**GIVEN EXERCISE**
Each line of the listing must be transcribed exactly, except for the images, which should be excluded.

**MATERIAL TO PROCESS**
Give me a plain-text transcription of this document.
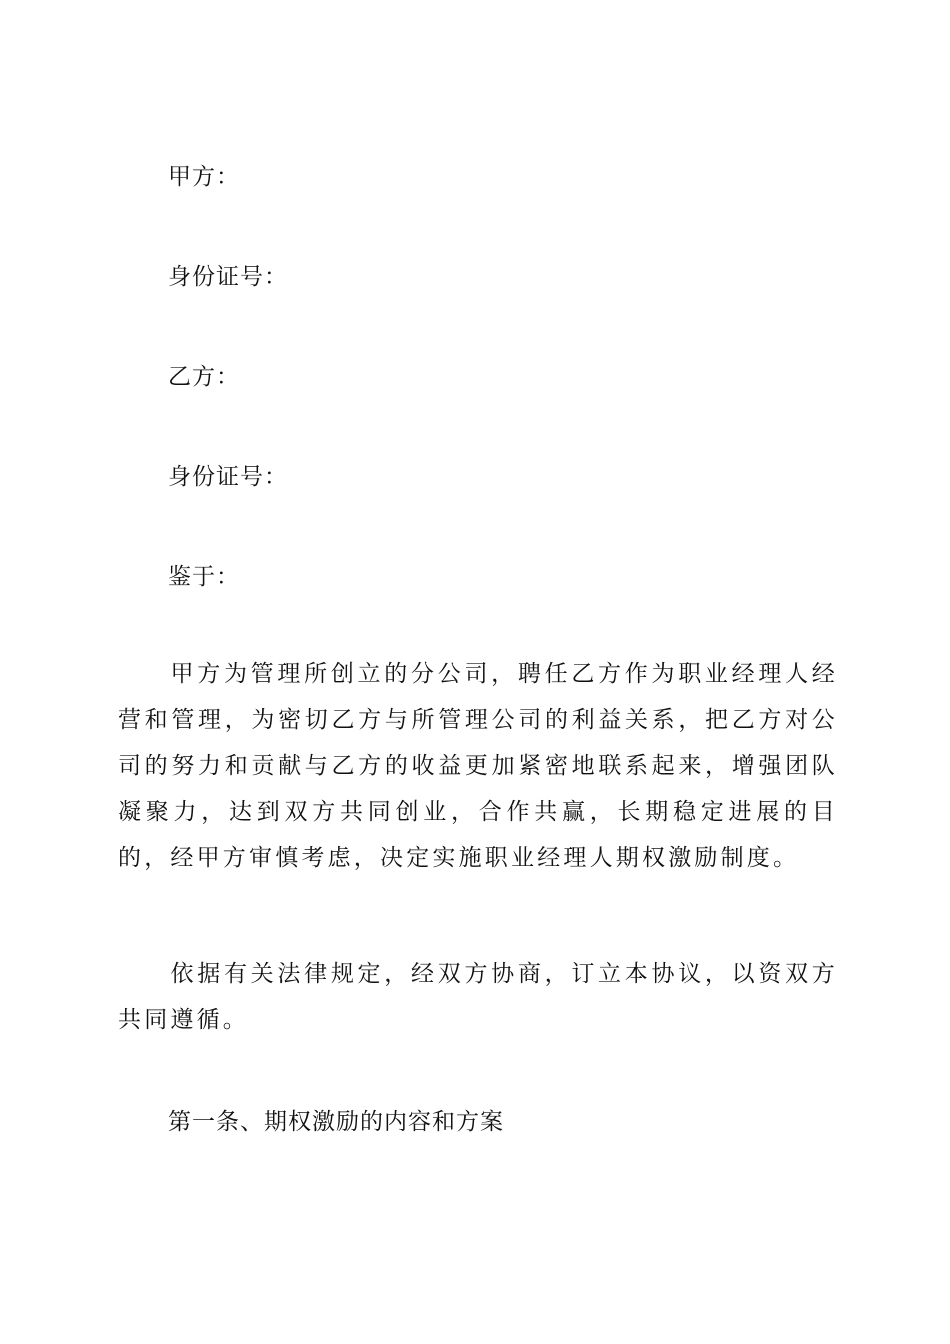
甲方：
身份证号：
乙方：
身份证号：
鉴于：
甲方为管理所创立的分公司，聘任乙方作为职业经理人经营和管理，为密切乙方与所管理公司的利益关系，把乙方对公司的努力和贡献与乙方的收益更加紧密地联系起来，增强团队凝聚力，达到双方共同创业，合作共赢，长期稳定进展的目的，经甲方审慎考虑，决定实施职业经理人期权激励制度。
依据有关法律规定，经双方协商，订立本协议，以资双方共同遵循。
第一条、期权激励的内容和方案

**RESULT OF THIS TASK**
Give me a plain-text transcription of this document.
甲方：
身份证号：
乙方：
身份证号：
鉴于：
甲方为管理所创立的分公司，聘任乙方作为职业经理人经营和管理，为密切乙方与所管理公司的利益关系，把乙方对公司的努力和贡献与乙方的收益更加紧密地联系起来，增强团队凝聚力，达到双方共同创业，合作共赢，长期稳定进展的目的，经甲方审慎考虑，决定实施职业经理人期权激励制度。
依据有关法律规定，经双方协商，订立本协议，以资双方共同遵循。
第一条、期权激励的内容和方案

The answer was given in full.